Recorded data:

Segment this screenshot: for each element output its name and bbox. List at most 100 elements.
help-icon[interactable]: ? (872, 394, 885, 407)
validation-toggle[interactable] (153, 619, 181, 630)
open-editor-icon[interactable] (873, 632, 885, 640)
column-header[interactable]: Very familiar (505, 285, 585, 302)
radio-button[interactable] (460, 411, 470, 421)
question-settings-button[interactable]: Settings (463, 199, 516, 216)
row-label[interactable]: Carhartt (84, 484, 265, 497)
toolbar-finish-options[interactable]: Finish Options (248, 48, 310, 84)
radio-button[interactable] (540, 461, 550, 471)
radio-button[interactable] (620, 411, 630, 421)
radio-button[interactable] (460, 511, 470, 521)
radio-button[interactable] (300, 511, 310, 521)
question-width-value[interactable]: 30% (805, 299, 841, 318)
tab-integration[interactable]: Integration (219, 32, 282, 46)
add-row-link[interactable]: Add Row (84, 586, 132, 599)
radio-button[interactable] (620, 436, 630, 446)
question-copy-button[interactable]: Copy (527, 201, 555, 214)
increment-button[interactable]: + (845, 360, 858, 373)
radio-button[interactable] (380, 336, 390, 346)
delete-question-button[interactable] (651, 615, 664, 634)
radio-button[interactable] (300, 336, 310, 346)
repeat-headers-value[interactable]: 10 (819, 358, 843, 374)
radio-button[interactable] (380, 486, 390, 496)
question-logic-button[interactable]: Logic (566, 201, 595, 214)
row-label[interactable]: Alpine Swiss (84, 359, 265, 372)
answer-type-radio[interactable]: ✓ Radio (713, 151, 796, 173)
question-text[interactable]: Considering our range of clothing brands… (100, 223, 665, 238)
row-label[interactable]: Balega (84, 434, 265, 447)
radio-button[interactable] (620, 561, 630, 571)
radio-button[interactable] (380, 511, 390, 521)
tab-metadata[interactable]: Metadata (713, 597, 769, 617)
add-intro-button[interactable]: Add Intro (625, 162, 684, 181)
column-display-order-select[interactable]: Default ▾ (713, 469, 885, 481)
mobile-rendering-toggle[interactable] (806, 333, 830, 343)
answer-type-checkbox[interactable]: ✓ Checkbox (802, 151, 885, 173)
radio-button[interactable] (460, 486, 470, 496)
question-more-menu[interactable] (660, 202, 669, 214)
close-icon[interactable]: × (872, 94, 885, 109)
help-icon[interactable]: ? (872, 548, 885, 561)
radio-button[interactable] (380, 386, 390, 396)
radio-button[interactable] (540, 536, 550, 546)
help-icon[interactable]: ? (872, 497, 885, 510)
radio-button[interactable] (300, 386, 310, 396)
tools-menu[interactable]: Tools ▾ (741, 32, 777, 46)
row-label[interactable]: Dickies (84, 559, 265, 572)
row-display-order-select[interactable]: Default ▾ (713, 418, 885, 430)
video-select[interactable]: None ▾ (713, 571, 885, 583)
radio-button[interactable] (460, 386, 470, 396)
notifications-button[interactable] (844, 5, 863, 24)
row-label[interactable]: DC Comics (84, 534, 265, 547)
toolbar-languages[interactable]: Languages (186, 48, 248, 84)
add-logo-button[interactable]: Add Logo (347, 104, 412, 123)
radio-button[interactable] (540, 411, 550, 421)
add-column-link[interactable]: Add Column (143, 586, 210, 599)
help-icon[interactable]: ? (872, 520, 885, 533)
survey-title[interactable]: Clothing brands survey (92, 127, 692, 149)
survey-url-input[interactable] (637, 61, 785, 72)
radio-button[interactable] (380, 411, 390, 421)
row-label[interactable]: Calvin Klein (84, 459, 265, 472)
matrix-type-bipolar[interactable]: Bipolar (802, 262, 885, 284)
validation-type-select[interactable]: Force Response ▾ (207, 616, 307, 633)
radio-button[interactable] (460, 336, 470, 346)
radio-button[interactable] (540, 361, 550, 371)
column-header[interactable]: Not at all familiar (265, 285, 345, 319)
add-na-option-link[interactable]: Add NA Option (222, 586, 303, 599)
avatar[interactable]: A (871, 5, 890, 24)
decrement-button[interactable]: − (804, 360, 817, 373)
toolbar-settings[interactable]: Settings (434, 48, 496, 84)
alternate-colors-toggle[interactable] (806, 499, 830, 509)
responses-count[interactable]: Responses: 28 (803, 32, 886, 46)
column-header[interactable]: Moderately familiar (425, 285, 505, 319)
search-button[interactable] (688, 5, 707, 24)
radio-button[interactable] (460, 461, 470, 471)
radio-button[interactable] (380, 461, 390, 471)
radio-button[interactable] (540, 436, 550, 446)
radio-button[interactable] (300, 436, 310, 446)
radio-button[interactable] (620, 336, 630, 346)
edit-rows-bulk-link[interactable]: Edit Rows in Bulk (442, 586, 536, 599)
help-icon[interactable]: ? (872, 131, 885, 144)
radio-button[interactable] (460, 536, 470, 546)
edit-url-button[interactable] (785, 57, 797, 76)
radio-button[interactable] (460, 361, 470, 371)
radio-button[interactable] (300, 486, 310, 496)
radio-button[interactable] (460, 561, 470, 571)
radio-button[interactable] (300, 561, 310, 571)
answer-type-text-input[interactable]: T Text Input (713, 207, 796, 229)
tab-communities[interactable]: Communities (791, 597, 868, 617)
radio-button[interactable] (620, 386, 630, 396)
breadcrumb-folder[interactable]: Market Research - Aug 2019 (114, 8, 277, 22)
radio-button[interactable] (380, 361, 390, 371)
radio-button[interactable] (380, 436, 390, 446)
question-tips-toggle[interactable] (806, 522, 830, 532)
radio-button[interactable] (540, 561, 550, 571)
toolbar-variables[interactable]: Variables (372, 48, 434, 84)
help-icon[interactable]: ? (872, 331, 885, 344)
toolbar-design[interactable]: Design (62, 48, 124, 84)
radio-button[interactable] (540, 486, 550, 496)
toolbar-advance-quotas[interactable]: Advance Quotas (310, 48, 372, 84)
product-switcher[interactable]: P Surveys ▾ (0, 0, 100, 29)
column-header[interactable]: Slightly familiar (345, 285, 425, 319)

## SET PROBLEM
Please substitute "option-circle" for "radio-button" everywhere in the entries, and give them again with nothing else altered.

## ANSWER TO THIS EXERCISE
Segment this screenshot: for each element output its name and bbox. List at most 100 elements.
help-icon[interactable]: ? (872, 394, 885, 407)
validation-toggle[interactable] (153, 619, 181, 630)
open-editor-icon[interactable] (873, 632, 885, 640)
column-header[interactable]: Very familiar (505, 285, 585, 302)
option-circle[interactable] (460, 411, 470, 421)
question-settings-button[interactable]: Settings (463, 199, 516, 216)
row-label[interactable]: Carhartt (84, 484, 265, 497)
toolbar-finish-options[interactable]: Finish Options (248, 48, 310, 84)
option-circle[interactable] (540, 461, 550, 471)
option-circle[interactable] (620, 411, 630, 421)
option-circle[interactable] (460, 511, 470, 521)
option-circle[interactable] (300, 511, 310, 521)
question-width-value[interactable]: 30% (805, 299, 841, 318)
tab-integration[interactable]: Integration (219, 32, 282, 46)
add-row-link[interactable]: Add Row (84, 586, 132, 599)
option-circle[interactable] (620, 436, 630, 446)
question-copy-button[interactable]: Copy (527, 201, 555, 214)
increment-button[interactable]: + (845, 360, 858, 373)
option-circle[interactable] (380, 336, 390, 346)
delete-question-button[interactable] (651, 615, 664, 634)
option-circle[interactable] (300, 336, 310, 346)
repeat-headers-value[interactable]: 10 (819, 358, 843, 374)
option-circle[interactable] (380, 486, 390, 496)
question-logic-button[interactable]: Logic (566, 201, 595, 214)
row-label[interactable]: Alpine Swiss (84, 359, 265, 372)
answer-type-radio[interactable]: ✓ Radio (713, 151, 796, 173)
question-text[interactable]: Considering our range of clothing brands… (100, 223, 665, 238)
row-label[interactable]: Balega (84, 434, 265, 447)
option-circle[interactable] (620, 561, 630, 571)
option-circle[interactable] (380, 511, 390, 521)
tab-metadata[interactable]: Metadata (713, 597, 769, 617)
add-intro-button[interactable]: Add Intro (625, 162, 684, 181)
column-display-order-select[interactable]: Default ▾ (713, 469, 885, 481)
mobile-rendering-toggle[interactable] (806, 333, 830, 343)
answer-type-checkbox[interactable]: ✓ Checkbox (802, 151, 885, 173)
option-circle[interactable] (460, 486, 470, 496)
question-more-menu[interactable] (660, 202, 669, 214)
close-icon[interactable]: × (872, 94, 885, 109)
help-icon[interactable]: ? (872, 548, 885, 561)
option-circle[interactable] (380, 386, 390, 396)
option-circle[interactable] (540, 536, 550, 546)
help-icon[interactable]: ? (872, 497, 885, 510)
option-circle[interactable] (300, 386, 310, 396)
tools-menu[interactable]: Tools ▾ (741, 32, 777, 46)
row-label[interactable]: Dickies (84, 559, 265, 572)
row-display-order-select[interactable]: Default ▾ (713, 418, 885, 430)
video-select[interactable]: None ▾ (713, 571, 885, 583)
option-circle[interactable] (460, 386, 470, 396)
notifications-button[interactable] (844, 5, 863, 24)
row-label[interactable]: DC Comics (84, 534, 265, 547)
toolbar-languages[interactable]: Languages (186, 48, 248, 84)
add-logo-button[interactable]: Add Logo (347, 104, 412, 123)
option-circle[interactable] (540, 411, 550, 421)
add-column-link[interactable]: Add Column (143, 586, 210, 599)
help-icon[interactable]: ? (872, 520, 885, 533)
survey-title[interactable]: Clothing brands survey (92, 127, 692, 149)
survey-url-input[interactable] (637, 61, 785, 72)
option-circle[interactable] (380, 411, 390, 421)
row-label[interactable]: Calvin Klein (84, 459, 265, 472)
matrix-type-bipolar[interactable]: Bipolar (802, 262, 885, 284)
validation-type-select[interactable]: Force Response ▾ (207, 616, 307, 633)
option-circle[interactable] (460, 336, 470, 346)
option-circle[interactable] (540, 361, 550, 371)
column-header[interactable]: Not at all familiar (265, 285, 345, 319)
add-na-option-link[interactable]: Add NA Option (222, 586, 303, 599)
avatar[interactable]: A (871, 5, 890, 24)
decrement-button[interactable]: − (804, 360, 817, 373)
toolbar-settings[interactable]: Settings (434, 48, 496, 84)
alternate-colors-toggle[interactable] (806, 499, 830, 509)
responses-count[interactable]: Responses: 28 (803, 32, 886, 46)
column-header[interactable]: Moderately familiar (425, 285, 505, 319)
search-button[interactable] (688, 5, 707, 24)
option-circle[interactable] (460, 461, 470, 471)
option-circle[interactable] (380, 461, 390, 471)
option-circle[interactable] (540, 436, 550, 446)
option-circle[interactable] (300, 436, 310, 446)
option-circle[interactable] (620, 336, 630, 346)
edit-rows-bulk-link[interactable]: Edit Rows in Bulk (442, 586, 536, 599)
help-icon[interactable]: ? (872, 131, 885, 144)
option-circle[interactable] (460, 536, 470, 546)
edit-url-button[interactable] (785, 57, 797, 76)
option-circle[interactable] (460, 361, 470, 371)
option-circle[interactable] (300, 486, 310, 496)
option-circle[interactable] (460, 561, 470, 571)
option-circle[interactable] (300, 561, 310, 571)
answer-type-text-input[interactable]: T Text Input (713, 207, 796, 229)
tab-communities[interactable]: Communities (791, 597, 868, 617)
option-circle[interactable] (620, 386, 630, 396)
breadcrumb-folder[interactable]: Market Research - Aug 2019 (114, 8, 277, 22)
option-circle[interactable] (380, 361, 390, 371)
option-circle[interactable] (380, 436, 390, 446)
question-tips-toggle[interactable] (806, 522, 830, 532)
option-circle[interactable] (540, 561, 550, 571)
toolbar-variables[interactable]: Variables (372, 48, 434, 84)
help-icon[interactable]: ? (872, 331, 885, 344)
toolbar-design[interactable]: Design (62, 48, 124, 84)
option-circle[interactable] (540, 486, 550, 496)
toolbar-advance-quotas[interactable]: Advance Quotas (310, 48, 372, 84)
product-switcher[interactable]: P Surveys ▾ (0, 0, 100, 29)
column-header[interactable]: Slightly familiar (345, 285, 425, 319)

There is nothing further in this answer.